● **THE REQUEST**
Present every line in which the string "JSON" appears.

● **RECORDS FOR THE TASK**
________________________
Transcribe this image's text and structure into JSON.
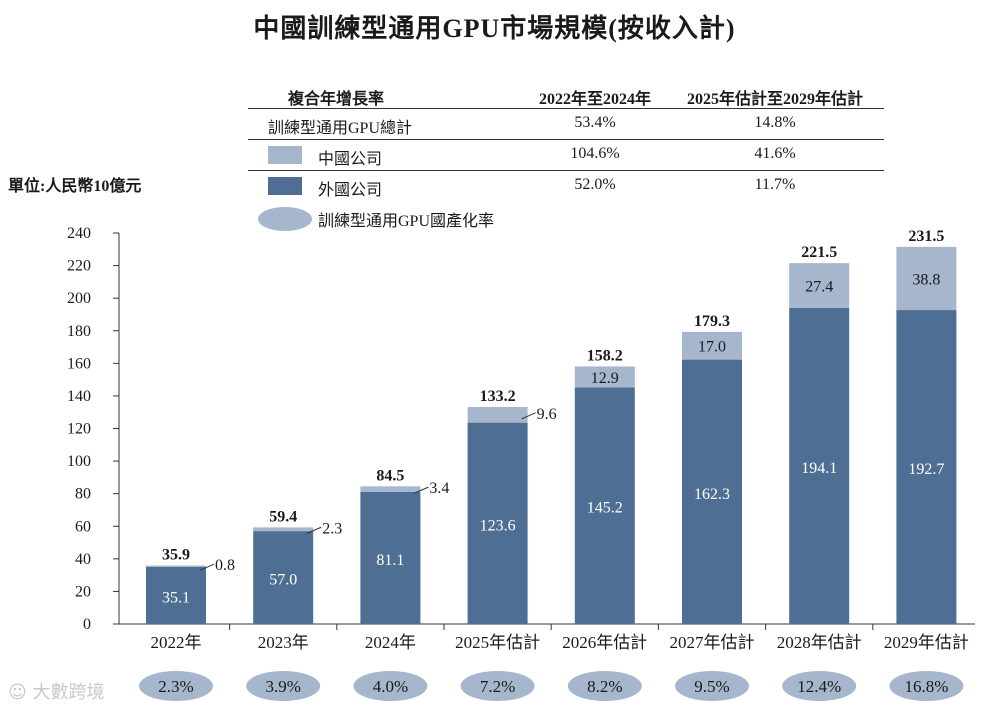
{
  "title": "中國訓練型通用GPU市場規模(按收入計)",
  "unit_label": "單位:人民幣10億元",
  "cagr_table": {
    "header": [
      "複合年增長率",
      "2022年至2024年",
      "2025年估計至2029年估計"
    ],
    "rows": [
      {
        "label": "訓練型通用GPU總計",
        "v1": "53.4%",
        "v2": "14.8%"
      },
      {
        "label": "中國公司",
        "v1": "104.6%",
        "v2": "41.6%"
      },
      {
        "label": "外國公司",
        "v1": "52.0%",
        "v2": "11.7%"
      }
    ]
  },
  "legend": {
    "domestic": "中國公司",
    "foreign": "外國公司",
    "localization": "訓練型通用GPU國產化率"
  },
  "colors": {
    "domestic": "#a5b6cd",
    "foreign": "#4e6f93",
    "ellipse": "#a5b6cd",
    "axis": "#333333"
  },
  "watermark": "大數跨境",
  "chart_data": {
    "type": "bar",
    "stacked": true,
    "title": "中國訓練型通用GPU市場規模(按收入計)",
    "ylabel": "單位:人民幣10億元",
    "ylim": [
      0,
      240
    ],
    "yticks": [
      0,
      20,
      40,
      60,
      80,
      100,
      120,
      140,
      160,
      180,
      200,
      220,
      240
    ],
    "categories": [
      "2022年",
      "2023年",
      "2024年",
      "2025年估計",
      "2026年估計",
      "2027年估計",
      "2028年估計",
      "2029年估計"
    ],
    "series": [
      {
        "name": "外國公司",
        "values": [
          35.1,
          57.0,
          81.1,
          123.6,
          145.2,
          162.3,
          194.1,
          192.7
        ],
        "labels": [
          "35.1",
          "57.0",
          "81.1",
          "123.6",
          "145.2",
          "162.3",
          "194.1",
          "192.7"
        ]
      },
      {
        "name": "中國公司",
        "values": [
          0.8,
          2.3,
          3.4,
          9.6,
          12.9,
          17.0,
          27.4,
          38.8
        ],
        "labels": [
          "0.8",
          "2.3",
          "3.4",
          "9.6",
          "12.9",
          "17.0",
          "27.4",
          "38.8"
        ]
      }
    ],
    "totals": [
      "35.9",
      "59.4",
      "84.5",
      "133.2",
      "158.2",
      "179.3",
      "221.5",
      "231.5"
    ],
    "localization_rate": [
      "2.3%",
      "3.9%",
      "4.0%",
      "7.2%",
      "8.2%",
      "9.5%",
      "12.4%",
      "16.8%"
    ]
  }
}
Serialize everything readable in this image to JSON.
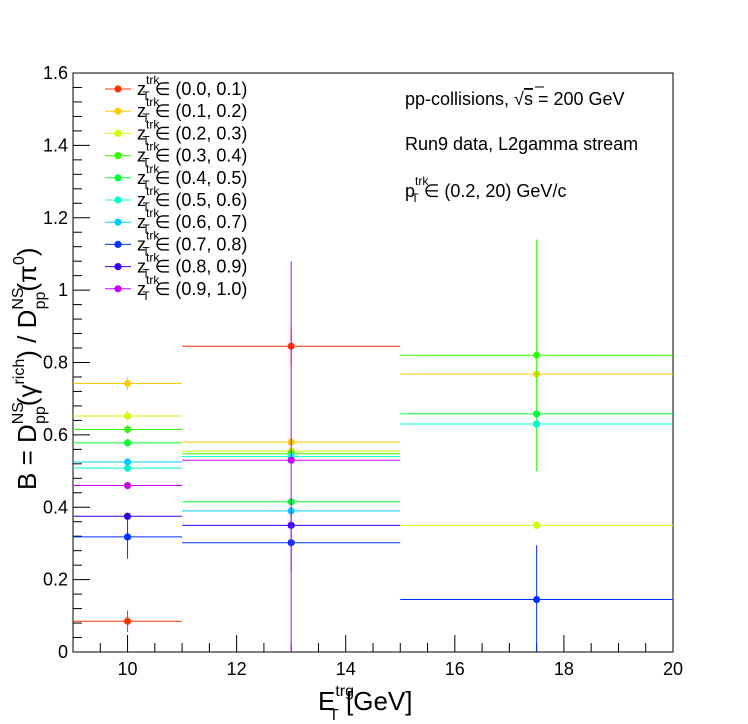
{
  "chart_data": {
    "type": "scatter",
    "xlim": [
      9,
      20
    ],
    "ylim": [
      0,
      1.6
    ],
    "x_ticks": [
      "10",
      "12",
      "14",
      "16",
      "18",
      "20"
    ],
    "y_ticks": [
      "0",
      "0.2",
      "0.4",
      "0.6",
      "0.8",
      "1",
      "1.2",
      "1.4",
      "1.6"
    ],
    "xlabel": {
      "main": "E",
      "sub": "T",
      "sup": "trg",
      "unit": " [GeV]"
    },
    "ylabel": {
      "text": "B = D^NS_pp(γ^rich) / D^NS_pp(π^0)"
    },
    "annotations": {
      "line1": {
        "prefix": "pp-collisions, ",
        "sqrt": "√",
        "s": "s",
        "suffix": " = 200 GeV"
      },
      "line2": "Run9 data, L2gamma stream",
      "line3": {
        "main": "p",
        "sub": "T",
        "sup": "trk",
        "suffix": " ∈ (0.2, 20) GeV/c"
      }
    },
    "legend_placement": "top-left",
    "bins": [
      {
        "x": 10,
        "xlo": 9,
        "xhi": 11
      },
      {
        "x": 13,
        "xlo": 11,
        "xhi": 15
      },
      {
        "x": 17.5,
        "xlo": 15,
        "xhi": 20
      }
    ],
    "series": [
      {
        "name": "(0.0, 0.1)",
        "color": "#ff3300",
        "points": [
          {
            "y": 0.085,
            "err": 0.03
          },
          {
            "y": 0.845,
            "err": 0.055
          },
          {
            "y": 0.63,
            "err": 0.0
          }
        ]
      },
      {
        "name": "(0.1, 0.2)",
        "color": "#ffcc00",
        "points": [
          {
            "y": 0.742,
            "err": 0.018
          },
          {
            "y": 0.58,
            "err": 0.01
          },
          {
            "y": 0.768,
            "err": 0.01
          }
        ]
      },
      {
        "name": "(0.2, 0.3)",
        "color": "#ccff00",
        "points": [
          {
            "y": 0.652,
            "err": 0.015
          },
          {
            "y": 0.555,
            "err": 0.01
          },
          {
            "y": 0.35,
            "err": 0.01
          }
        ]
      },
      {
        "name": "(0.3, 0.4)",
        "color": "#33ff00",
        "points": [
          {
            "y": 0.615,
            "err": 0.012
          },
          {
            "y": 0.548,
            "err": 0.01
          },
          {
            "y": 0.82,
            "err": 0.32
          }
        ]
      },
      {
        "name": "(0.4, 0.5)",
        "color": "#00ff33",
        "points": [
          {
            "y": 0.578,
            "err": 0.01
          },
          {
            "y": 0.415,
            "err": 0.01
          },
          {
            "y": 0.658,
            "err": 0.01
          }
        ]
      },
      {
        "name": "(0.5, 0.6)",
        "color": "#00ffcc",
        "points": [
          {
            "y": 0.508,
            "err": 0.01
          },
          {
            "y": 0.54,
            "err": 0.01
          },
          {
            "y": 0.63,
            "err": 0.0
          }
        ]
      },
      {
        "name": "(0.6, 0.7)",
        "color": "#00ccff",
        "points": [
          {
            "y": 0.525,
            "err": 0.01
          },
          {
            "y": 0.39,
            "err": 0.01
          },
          {
            "y": 0.0,
            "err": 0.0
          }
        ]
      },
      {
        "name": "(0.7, 0.8)",
        "color": "#0033ff",
        "points": [
          {
            "y": 0.318,
            "err": 0.06
          },
          {
            "y": 0.302,
            "err": 0.08
          },
          {
            "y": 0.145,
            "err": 0.15
          }
        ]
      },
      {
        "name": "(0.8, 0.9)",
        "color": "#3300ff",
        "points": [
          {
            "y": 0.375,
            "err": 0.01
          },
          {
            "y": 0.35,
            "err": 0.01
          },
          {
            "y": 0.0,
            "err": 0.0
          }
        ]
      },
      {
        "name": "(0.9, 1.0)",
        "color": "#cc00ff",
        "points": [
          {
            "y": 0.46,
            "err": 0.01
          },
          {
            "y": 0.53,
            "err": 0.55
          },
          {
            "y": 0.0,
            "err": 0.0
          }
        ]
      }
    ],
    "legend_label": {
      "main": "z",
      "sub": "T",
      "sup": "trk",
      "sym": " ∈ "
    }
  }
}
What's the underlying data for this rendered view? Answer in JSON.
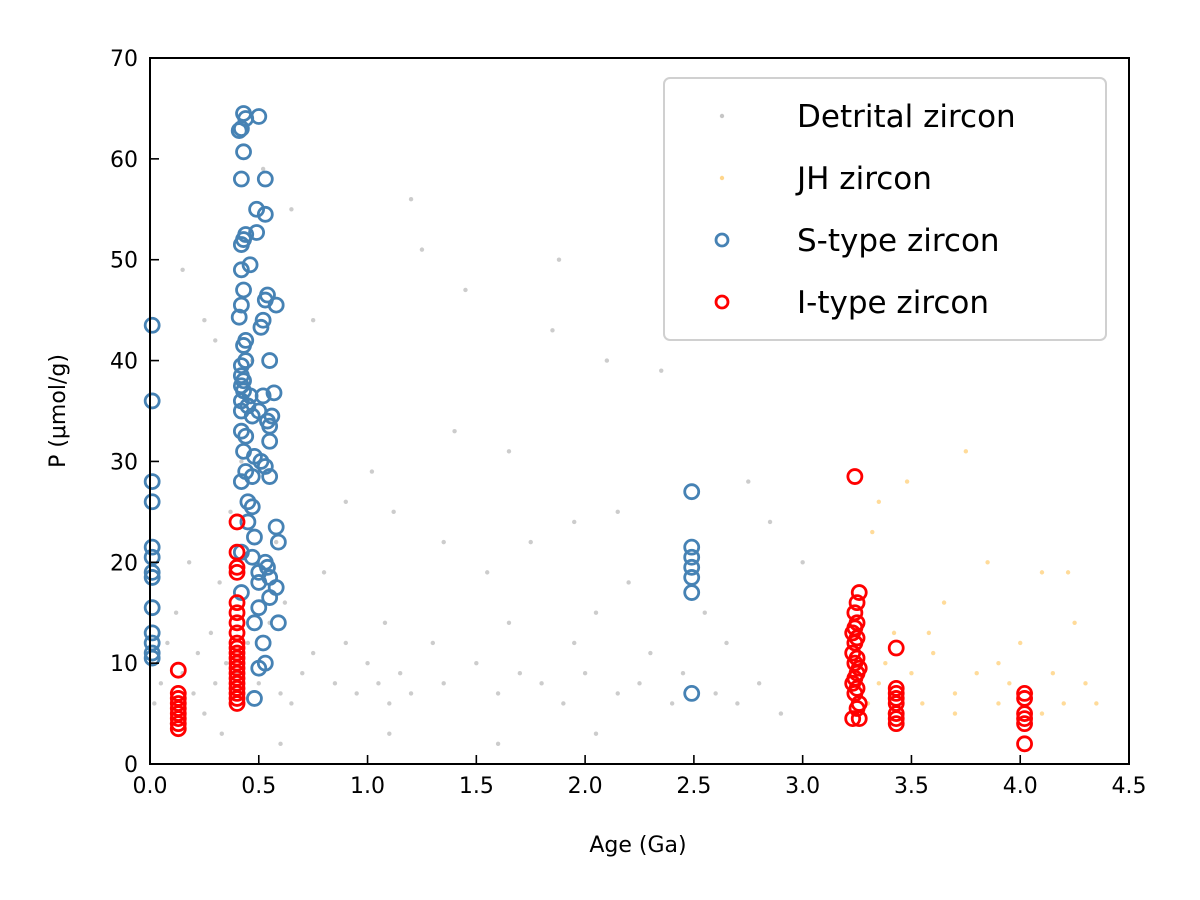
{
  "chart_data": {
    "type": "scatter",
    "title": "",
    "xlabel": "Age (Ga)",
    "ylabel": "P (μmol/g)",
    "xlim": [
      0,
      4.5
    ],
    "ylim": [
      0,
      70
    ],
    "xticks": [
      0.0,
      0.5,
      1.0,
      1.5,
      2.0,
      2.5,
      3.0,
      3.5,
      4.0,
      4.5
    ],
    "xtick_labels": [
      "0.0",
      "0.5",
      "1.0",
      "1.5",
      "2.0",
      "2.5",
      "3.0",
      "3.5",
      "4.0",
      "4.5"
    ],
    "yticks": [
      0,
      10,
      20,
      30,
      40,
      50,
      60,
      70
    ],
    "ytick_labels": [
      "0",
      "10",
      "20",
      "30",
      "40",
      "50",
      "60",
      "70"
    ],
    "grid": false,
    "legend": "top-right",
    "legend_entries": [
      "Detrital zircon",
      "JH zircon",
      "S-type zircon",
      "I-type zircon"
    ],
    "colors": {
      "detrital": "#808080",
      "jh": "#FFA500",
      "s_type": "#4682B4",
      "i_type": "#FF0000"
    },
    "series": [
      {
        "name": "Detrital zircon",
        "marker": "dot",
        "color": "#808080",
        "points": [
          [
            0.02,
            6
          ],
          [
            0.05,
            8
          ],
          [
            0.08,
            12
          ],
          [
            0.1,
            4
          ],
          [
            0.12,
            15
          ],
          [
            0.15,
            9
          ],
          [
            0.18,
            20
          ],
          [
            0.2,
            7
          ],
          [
            0.22,
            11
          ],
          [
            0.25,
            5
          ],
          [
            0.28,
            13
          ],
          [
            0.3,
            8
          ],
          [
            0.32,
            18
          ],
          [
            0.35,
            10
          ],
          [
            0.37,
            25
          ],
          [
            0.4,
            9
          ],
          [
            0.42,
            30
          ],
          [
            0.45,
            12
          ],
          [
            0.47,
            40
          ],
          [
            0.5,
            8
          ],
          [
            0.52,
            59
          ],
          [
            0.55,
            14
          ],
          [
            0.58,
            22
          ],
          [
            0.6,
            7
          ],
          [
            0.62,
            16
          ],
          [
            0.65,
            6
          ],
          [
            0.7,
            9
          ],
          [
            0.75,
            11
          ],
          [
            0.8,
            19
          ],
          [
            0.85,
            8
          ],
          [
            0.9,
            12
          ],
          [
            0.95,
            7
          ],
          [
            1.0,
            10
          ],
          [
            1.02,
            29
          ],
          [
            1.05,
            8
          ],
          [
            1.08,
            14
          ],
          [
            1.1,
            6
          ],
          [
            1.12,
            25
          ],
          [
            1.15,
            9
          ],
          [
            1.2,
            7
          ],
          [
            1.25,
            51
          ],
          [
            1.3,
            12
          ],
          [
            1.35,
            8
          ],
          [
            1.4,
            33
          ],
          [
            1.45,
            47
          ],
          [
            1.5,
            10
          ],
          [
            1.55,
            19
          ],
          [
            1.6,
            7
          ],
          [
            1.65,
            14
          ],
          [
            1.7,
            9
          ],
          [
            1.75,
            22
          ],
          [
            1.8,
            8
          ],
          [
            1.85,
            43
          ],
          [
            1.88,
            50
          ],
          [
            1.9,
            6
          ],
          [
            1.95,
            12
          ],
          [
            2.0,
            9
          ],
          [
            2.05,
            15
          ],
          [
            2.1,
            40
          ],
          [
            2.15,
            7
          ],
          [
            2.2,
            18
          ],
          [
            2.25,
            8
          ],
          [
            2.3,
            11
          ],
          [
            2.35,
            39
          ],
          [
            2.4,
            6
          ],
          [
            2.45,
            9
          ],
          [
            2.55,
            15
          ],
          [
            2.6,
            7
          ],
          [
            2.65,
            12
          ],
          [
            2.7,
            6
          ],
          [
            2.75,
            28
          ],
          [
            2.8,
            8
          ],
          [
            2.85,
            24
          ],
          [
            2.9,
            5
          ],
          [
            3.0,
            20
          ],
          [
            0.15,
            49
          ],
          [
            0.25,
            44
          ],
          [
            0.3,
            42
          ],
          [
            0.65,
            55
          ],
          [
            0.75,
            44
          ],
          [
            1.2,
            56
          ],
          [
            0.9,
            26
          ],
          [
            1.35,
            22
          ],
          [
            1.65,
            31
          ],
          [
            1.95,
            24
          ],
          [
            2.15,
            25
          ],
          [
            0.33,
            3
          ],
          [
            0.6,
            2
          ],
          [
            1.1,
            3
          ],
          [
            1.6,
            2
          ],
          [
            2.05,
            3
          ]
        ]
      },
      {
        "name": "JH zircon",
        "marker": "dot",
        "color": "#FFA500",
        "points": [
          [
            3.3,
            6
          ],
          [
            3.32,
            23
          ],
          [
            3.35,
            8
          ],
          [
            3.38,
            10
          ],
          [
            3.4,
            5
          ],
          [
            3.42,
            13
          ],
          [
            3.45,
            7
          ],
          [
            3.48,
            28
          ],
          [
            3.5,
            9
          ],
          [
            3.55,
            6
          ],
          [
            3.6,
            11
          ],
          [
            3.65,
            16
          ],
          [
            3.7,
            7
          ],
          [
            3.75,
            31
          ],
          [
            3.8,
            9
          ],
          [
            3.85,
            20
          ],
          [
            3.9,
            6
          ],
          [
            3.95,
            8
          ],
          [
            4.0,
            12
          ],
          [
            4.05,
            7
          ],
          [
            4.1,
            19
          ],
          [
            4.15,
            9
          ],
          [
            4.2,
            6
          ],
          [
            4.25,
            14
          ],
          [
            4.3,
            8
          ],
          [
            4.35,
            6
          ],
          [
            3.45,
            4
          ],
          [
            3.7,
            5
          ],
          [
            3.9,
            10
          ],
          [
            4.1,
            5
          ],
          [
            4.22,
            19
          ],
          [
            3.35,
            26
          ],
          [
            3.58,
            13
          ]
        ]
      },
      {
        "name": "S-type zircon",
        "marker": "open-circle",
        "color": "#4682B4",
        "points": [
          [
            0.01,
            43.5
          ],
          [
            0.01,
            36
          ],
          [
            0.01,
            28
          ],
          [
            0.01,
            26
          ],
          [
            0.01,
            21.5
          ],
          [
            0.01,
            20.5
          ],
          [
            0.01,
            19
          ],
          [
            0.01,
            18.5
          ],
          [
            0.01,
            15.5
          ],
          [
            0.01,
            13
          ],
          [
            0.01,
            12
          ],
          [
            0.01,
            11
          ],
          [
            0.01,
            10.5
          ],
          [
            0.43,
            64.5
          ],
          [
            0.44,
            64
          ],
          [
            0.5,
            64.2
          ],
          [
            0.42,
            63
          ],
          [
            0.41,
            62.8
          ],
          [
            0.43,
            60.7
          ],
          [
            0.42,
            58
          ],
          [
            0.53,
            58
          ],
          [
            0.49,
            55
          ],
          [
            0.53,
            54.5
          ],
          [
            0.49,
            52.7
          ],
          [
            0.43,
            52
          ],
          [
            0.44,
            52.5
          ],
          [
            0.42,
            51.5
          ],
          [
            0.46,
            49.5
          ],
          [
            0.42,
            49
          ],
          [
            0.43,
            47
          ],
          [
            0.54,
            46.5
          ],
          [
            0.53,
            46
          ],
          [
            0.58,
            45.5
          ],
          [
            0.42,
            45.5
          ],
          [
            0.41,
            44.3
          ],
          [
            0.52,
            44
          ],
          [
            0.51,
            43.3
          ],
          [
            0.44,
            42
          ],
          [
            0.43,
            41.5
          ],
          [
            0.44,
            40
          ],
          [
            0.55,
            40
          ],
          [
            0.42,
            39.5
          ],
          [
            0.42,
            38.5
          ],
          [
            0.43,
            38
          ],
          [
            0.42,
            37.5
          ],
          [
            0.43,
            37
          ],
          [
            0.46,
            36.5
          ],
          [
            0.52,
            36.5
          ],
          [
            0.57,
            36.8
          ],
          [
            0.42,
            36
          ],
          [
            0.45,
            35.5
          ],
          [
            0.42,
            35
          ],
          [
            0.47,
            34.5
          ],
          [
            0.5,
            35
          ],
          [
            0.54,
            34
          ],
          [
            0.56,
            34.5
          ],
          [
            0.55,
            33.5
          ],
          [
            0.42,
            33
          ],
          [
            0.44,
            32.5
          ],
          [
            0.55,
            32
          ],
          [
            0.43,
            31
          ],
          [
            0.48,
            30.5
          ],
          [
            0.51,
            30
          ],
          [
            0.53,
            29.5
          ],
          [
            0.44,
            29
          ],
          [
            0.47,
            28.5
          ],
          [
            0.42,
            28
          ],
          [
            0.55,
            28.5
          ],
          [
            0.45,
            26
          ],
          [
            0.47,
            25.5
          ],
          [
            0.45,
            24
          ],
          [
            0.58,
            23.5
          ],
          [
            0.48,
            22.5
          ],
          [
            0.59,
            22
          ],
          [
            0.42,
            21
          ],
          [
            0.47,
            20.5
          ],
          [
            0.53,
            20
          ],
          [
            0.54,
            19.5
          ],
          [
            0.5,
            19
          ],
          [
            0.55,
            18.5
          ],
          [
            0.5,
            18
          ],
          [
            0.58,
            17.5
          ],
          [
            0.42,
            17
          ],
          [
            0.55,
            16.5
          ],
          [
            0.5,
            15.5
          ],
          [
            0.48,
            14
          ],
          [
            0.59,
            14
          ],
          [
            0.52,
            12
          ],
          [
            0.53,
            10
          ],
          [
            0.5,
            9.5
          ],
          [
            0.48,
            6.5
          ],
          [
            2.49,
            27
          ],
          [
            2.49,
            21.5
          ],
          [
            2.49,
            20.5
          ],
          [
            2.49,
            19.5
          ],
          [
            2.49,
            18.5
          ],
          [
            2.49,
            17
          ],
          [
            2.49,
            7
          ]
        ]
      },
      {
        "name": "I-type zircon",
        "marker": "open-circle",
        "color": "#FF0000",
        "points": [
          [
            0.13,
            9.3
          ],
          [
            0.13,
            7
          ],
          [
            0.13,
            6.5
          ],
          [
            0.13,
            6
          ],
          [
            0.13,
            5.5
          ],
          [
            0.13,
            5
          ],
          [
            0.13,
            4.5
          ],
          [
            0.13,
            4
          ],
          [
            0.13,
            3.5
          ],
          [
            0.4,
            24
          ],
          [
            0.4,
            21
          ],
          [
            0.4,
            19.5
          ],
          [
            0.4,
            19
          ],
          [
            0.4,
            16
          ],
          [
            0.4,
            15
          ],
          [
            0.4,
            14
          ],
          [
            0.4,
            13
          ],
          [
            0.4,
            12
          ],
          [
            0.4,
            11.5
          ],
          [
            0.4,
            11
          ],
          [
            0.4,
            10.5
          ],
          [
            0.4,
            10
          ],
          [
            0.4,
            9.5
          ],
          [
            0.4,
            9
          ],
          [
            0.4,
            8.5
          ],
          [
            0.4,
            8
          ],
          [
            0.4,
            7.5
          ],
          [
            0.4,
            7
          ],
          [
            0.4,
            6.5
          ],
          [
            0.4,
            6
          ],
          [
            3.24,
            28.5
          ],
          [
            3.26,
            17
          ],
          [
            3.25,
            16
          ],
          [
            3.24,
            15
          ],
          [
            3.25,
            14
          ],
          [
            3.24,
            13.5
          ],
          [
            3.23,
            13
          ],
          [
            3.25,
            12.5
          ],
          [
            3.24,
            12
          ],
          [
            3.23,
            11
          ],
          [
            3.25,
            10.5
          ],
          [
            3.24,
            10
          ],
          [
            3.26,
            9.5
          ],
          [
            3.25,
            9
          ],
          [
            3.24,
            8.5
          ],
          [
            3.23,
            8
          ],
          [
            3.25,
            7.5
          ],
          [
            3.24,
            7
          ],
          [
            3.26,
            6
          ],
          [
            3.25,
            5.5
          ],
          [
            3.23,
            4.5
          ],
          [
            3.26,
            4.5
          ],
          [
            3.43,
            11.5
          ],
          [
            3.43,
            7.5
          ],
          [
            3.43,
            7
          ],
          [
            3.43,
            6.5
          ],
          [
            3.43,
            6
          ],
          [
            3.43,
            5
          ],
          [
            3.43,
            4.5
          ],
          [
            3.43,
            4
          ],
          [
            4.02,
            7
          ],
          [
            4.02,
            6.5
          ],
          [
            4.02,
            5
          ],
          [
            4.02,
            4.5
          ],
          [
            4.02,
            4
          ],
          [
            4.02,
            2
          ]
        ]
      }
    ]
  }
}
________________________
● **REPLY**
Transcribe this image's text and structure into JSON.
Serialize everything readable in this image to JSON.
What's the underlying data for this rendered view? Answer in JSON.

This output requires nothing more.